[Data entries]
* * *

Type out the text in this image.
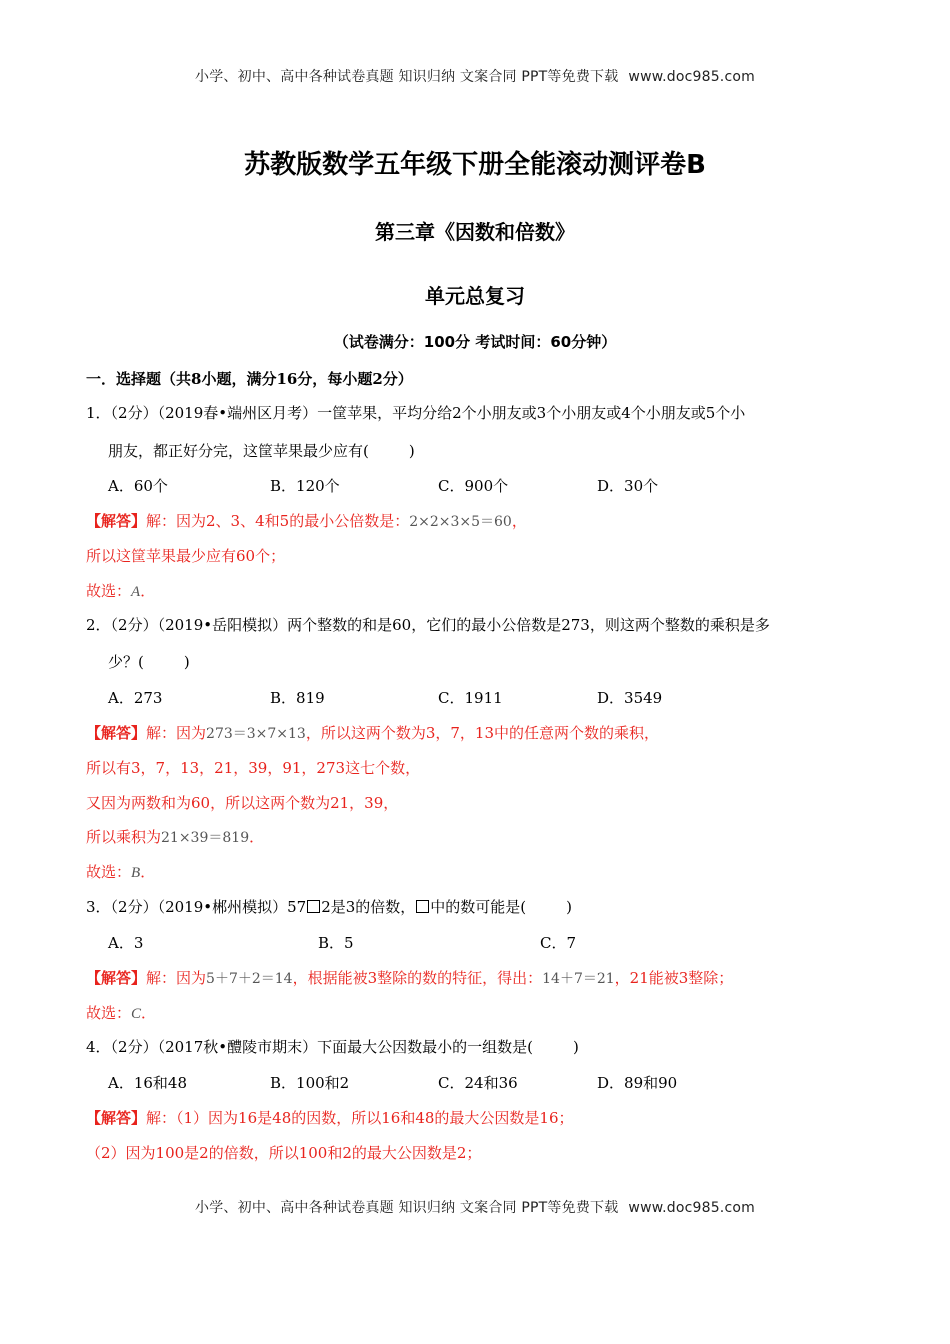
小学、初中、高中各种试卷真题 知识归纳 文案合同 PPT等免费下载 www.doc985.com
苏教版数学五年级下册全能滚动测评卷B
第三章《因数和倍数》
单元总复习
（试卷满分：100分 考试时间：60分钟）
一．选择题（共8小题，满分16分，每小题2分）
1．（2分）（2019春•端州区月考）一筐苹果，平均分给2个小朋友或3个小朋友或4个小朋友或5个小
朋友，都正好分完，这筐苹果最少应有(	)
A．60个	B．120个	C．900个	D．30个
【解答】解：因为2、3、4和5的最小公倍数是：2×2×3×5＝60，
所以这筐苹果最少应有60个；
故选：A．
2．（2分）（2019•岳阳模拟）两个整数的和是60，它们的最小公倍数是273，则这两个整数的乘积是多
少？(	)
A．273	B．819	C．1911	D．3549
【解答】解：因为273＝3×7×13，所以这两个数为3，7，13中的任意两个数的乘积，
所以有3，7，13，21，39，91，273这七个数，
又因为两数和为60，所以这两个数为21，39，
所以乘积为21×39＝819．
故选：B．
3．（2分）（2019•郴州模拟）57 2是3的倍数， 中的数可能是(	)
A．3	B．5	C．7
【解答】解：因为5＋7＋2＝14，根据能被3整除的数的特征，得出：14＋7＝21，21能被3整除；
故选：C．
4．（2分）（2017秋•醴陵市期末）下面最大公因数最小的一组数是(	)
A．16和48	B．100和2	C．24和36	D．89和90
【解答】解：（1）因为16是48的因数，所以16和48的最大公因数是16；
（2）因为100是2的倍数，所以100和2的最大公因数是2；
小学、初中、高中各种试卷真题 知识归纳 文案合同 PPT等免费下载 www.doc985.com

* * *

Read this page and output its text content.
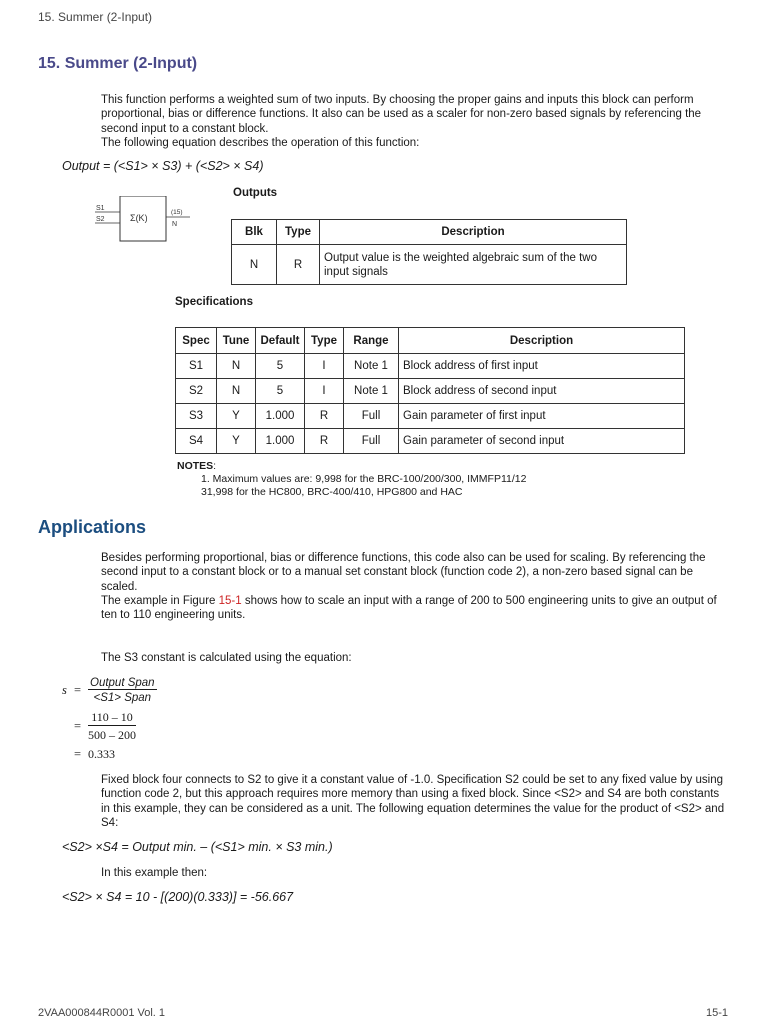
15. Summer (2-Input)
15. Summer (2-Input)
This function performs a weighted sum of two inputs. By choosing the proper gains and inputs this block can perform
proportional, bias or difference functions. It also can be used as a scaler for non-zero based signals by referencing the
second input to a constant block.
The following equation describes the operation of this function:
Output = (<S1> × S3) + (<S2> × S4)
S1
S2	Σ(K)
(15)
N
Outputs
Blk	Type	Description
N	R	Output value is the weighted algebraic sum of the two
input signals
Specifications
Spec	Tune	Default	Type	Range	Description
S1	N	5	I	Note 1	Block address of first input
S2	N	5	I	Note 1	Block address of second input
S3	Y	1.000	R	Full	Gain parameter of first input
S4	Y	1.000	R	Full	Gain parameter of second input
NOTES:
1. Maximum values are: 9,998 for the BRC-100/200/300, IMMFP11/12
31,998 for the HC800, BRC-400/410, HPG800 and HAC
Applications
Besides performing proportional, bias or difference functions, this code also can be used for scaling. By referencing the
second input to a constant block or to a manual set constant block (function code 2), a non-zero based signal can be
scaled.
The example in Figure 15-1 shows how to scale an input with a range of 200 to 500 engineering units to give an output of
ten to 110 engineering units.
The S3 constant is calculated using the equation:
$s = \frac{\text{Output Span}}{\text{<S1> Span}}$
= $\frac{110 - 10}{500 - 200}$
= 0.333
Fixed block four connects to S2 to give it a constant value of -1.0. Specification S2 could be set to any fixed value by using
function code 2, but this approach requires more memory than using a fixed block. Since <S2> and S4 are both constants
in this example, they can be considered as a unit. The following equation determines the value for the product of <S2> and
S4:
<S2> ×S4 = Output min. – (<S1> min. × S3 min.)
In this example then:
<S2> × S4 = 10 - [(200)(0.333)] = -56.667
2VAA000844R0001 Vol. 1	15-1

* * *

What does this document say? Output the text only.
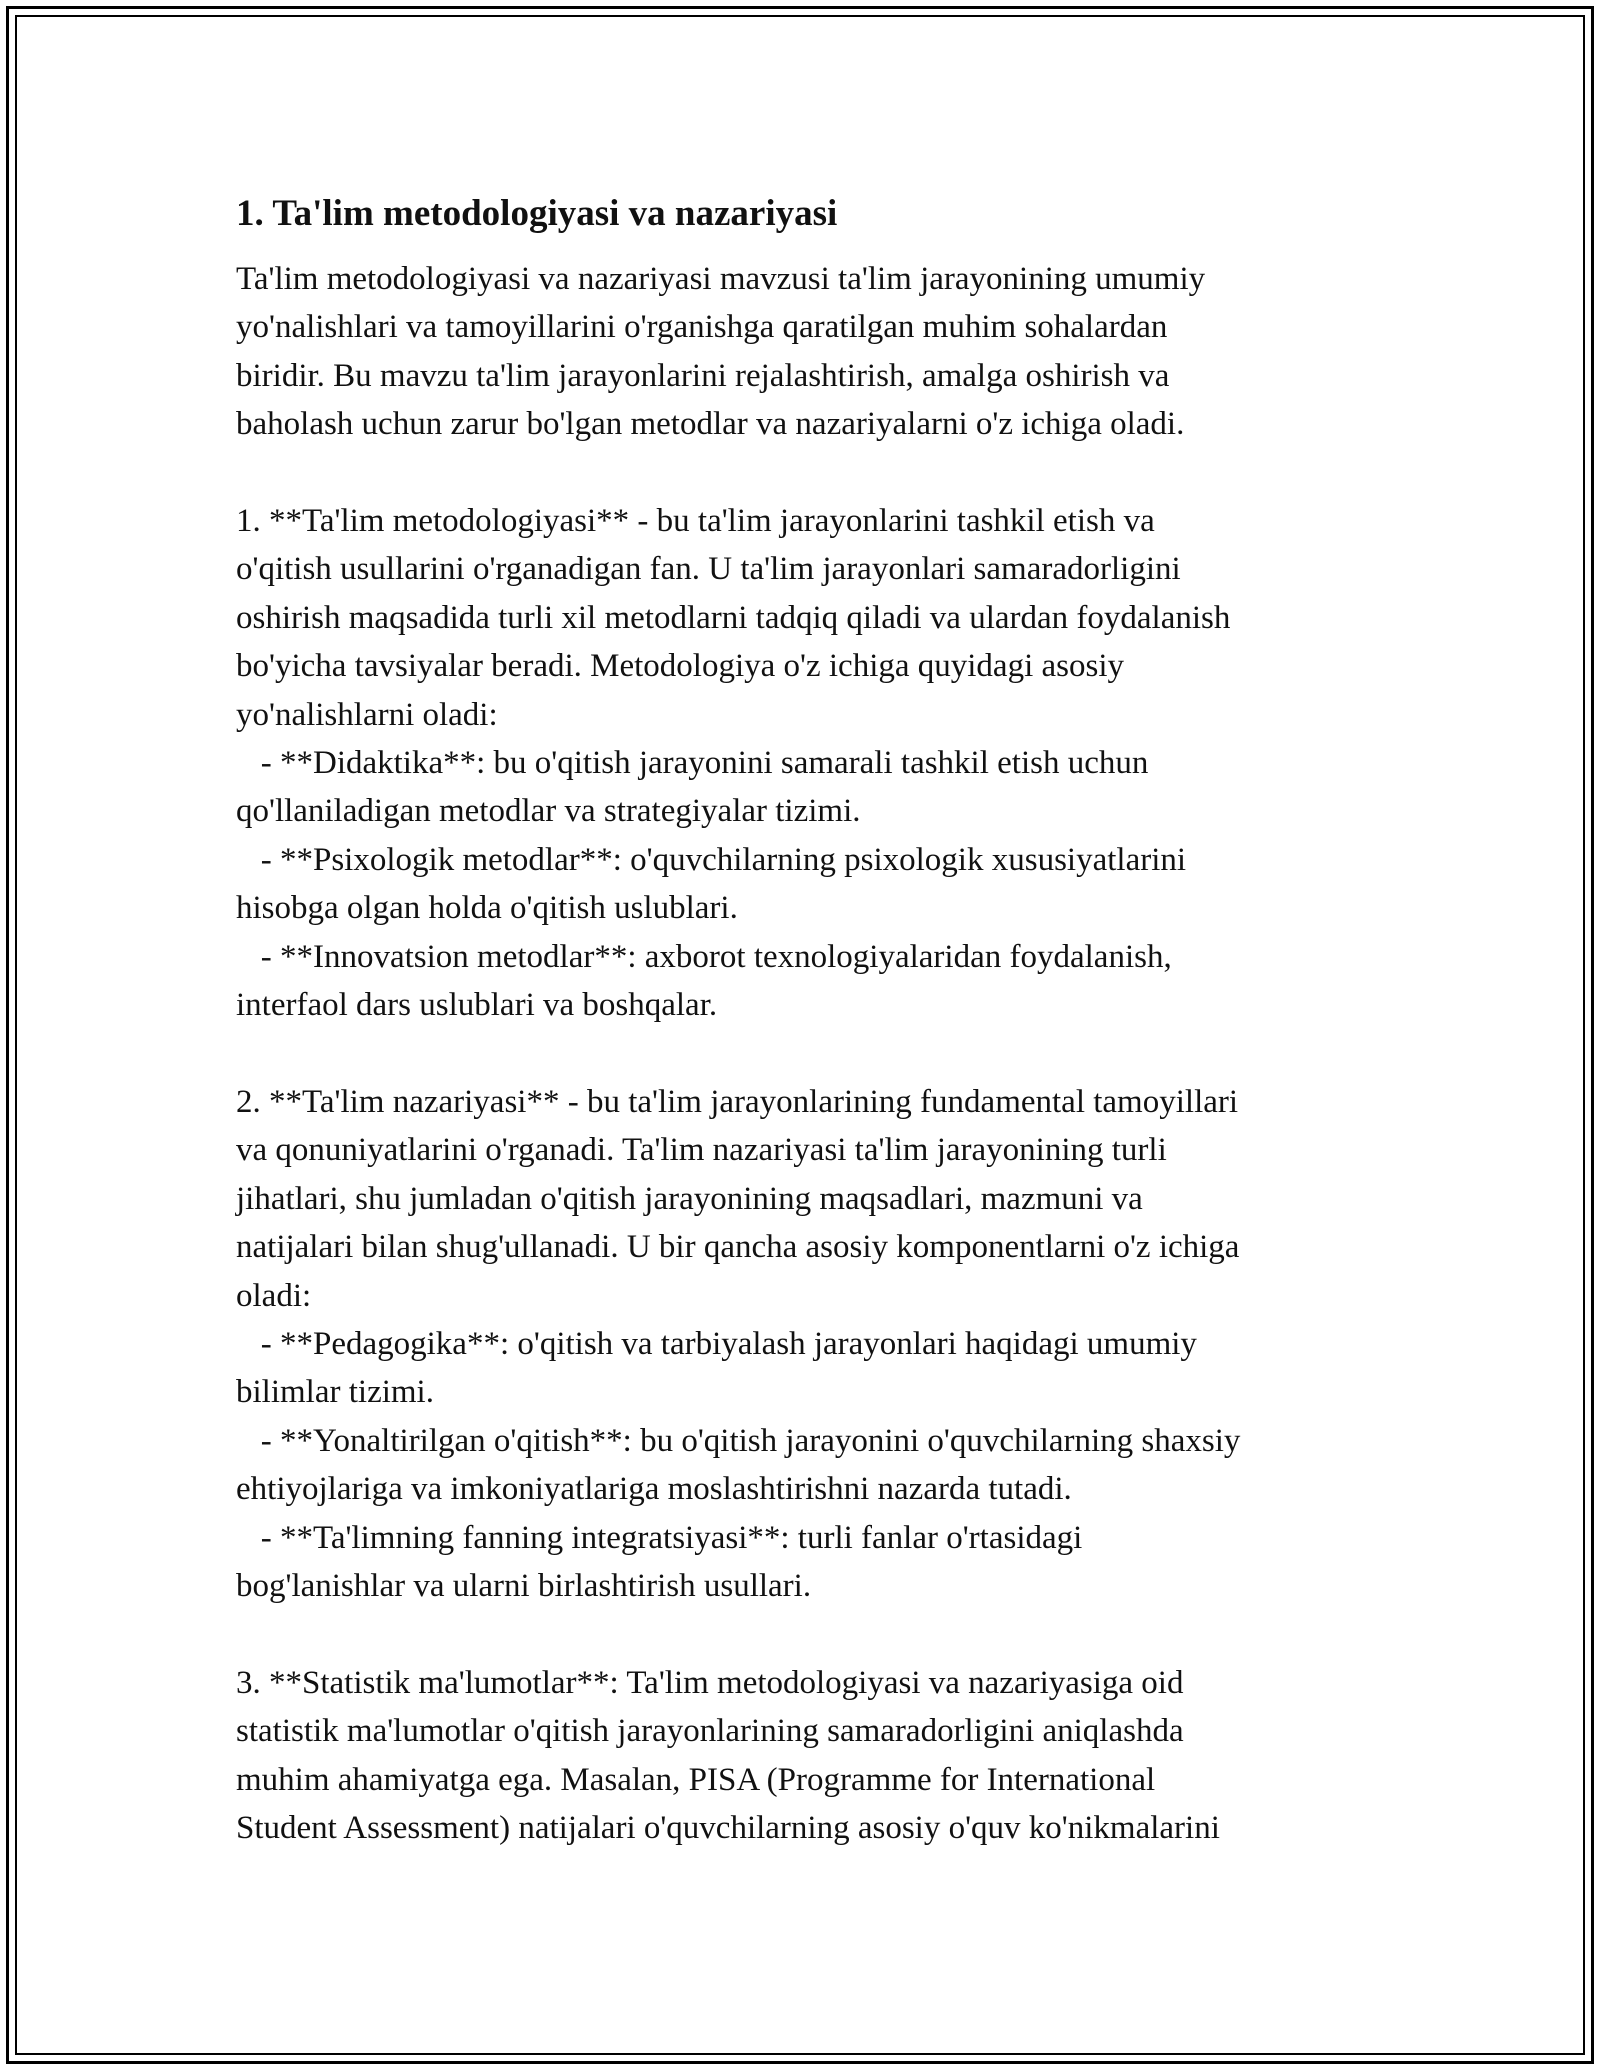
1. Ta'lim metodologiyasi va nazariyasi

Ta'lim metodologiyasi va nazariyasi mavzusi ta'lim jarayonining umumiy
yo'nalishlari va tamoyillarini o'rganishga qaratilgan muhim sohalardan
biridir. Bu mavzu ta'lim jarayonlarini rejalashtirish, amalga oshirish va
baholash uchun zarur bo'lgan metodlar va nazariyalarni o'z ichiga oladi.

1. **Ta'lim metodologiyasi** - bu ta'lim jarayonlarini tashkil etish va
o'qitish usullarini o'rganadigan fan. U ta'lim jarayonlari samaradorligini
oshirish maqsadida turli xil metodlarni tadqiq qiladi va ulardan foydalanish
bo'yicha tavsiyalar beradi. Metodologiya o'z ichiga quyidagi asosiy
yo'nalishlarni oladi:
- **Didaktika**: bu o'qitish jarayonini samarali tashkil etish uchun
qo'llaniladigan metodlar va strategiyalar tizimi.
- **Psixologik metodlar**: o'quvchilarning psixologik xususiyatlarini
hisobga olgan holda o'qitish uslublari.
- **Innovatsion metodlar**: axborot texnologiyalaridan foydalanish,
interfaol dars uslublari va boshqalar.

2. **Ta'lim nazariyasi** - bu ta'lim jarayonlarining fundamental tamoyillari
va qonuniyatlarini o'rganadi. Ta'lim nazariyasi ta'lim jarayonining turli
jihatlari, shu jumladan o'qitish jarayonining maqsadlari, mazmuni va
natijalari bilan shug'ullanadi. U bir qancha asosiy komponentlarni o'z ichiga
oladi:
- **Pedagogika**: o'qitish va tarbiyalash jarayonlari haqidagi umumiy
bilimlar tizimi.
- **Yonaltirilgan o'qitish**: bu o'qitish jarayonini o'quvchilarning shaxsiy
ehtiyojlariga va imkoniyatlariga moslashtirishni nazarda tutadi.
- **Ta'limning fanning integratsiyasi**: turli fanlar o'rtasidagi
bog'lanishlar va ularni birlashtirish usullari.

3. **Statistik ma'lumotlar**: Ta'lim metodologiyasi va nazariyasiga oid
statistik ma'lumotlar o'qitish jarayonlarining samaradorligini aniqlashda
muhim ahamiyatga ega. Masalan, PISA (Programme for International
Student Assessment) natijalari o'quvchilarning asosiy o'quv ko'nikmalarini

* * *

**EXERCISE BRIEF**
Extract all lines from the material above that include the word "Description".

**ANSWER TO THE EXERCISE**
Blk	Type	Description
Spec	Tune	Default	Type	Range	Description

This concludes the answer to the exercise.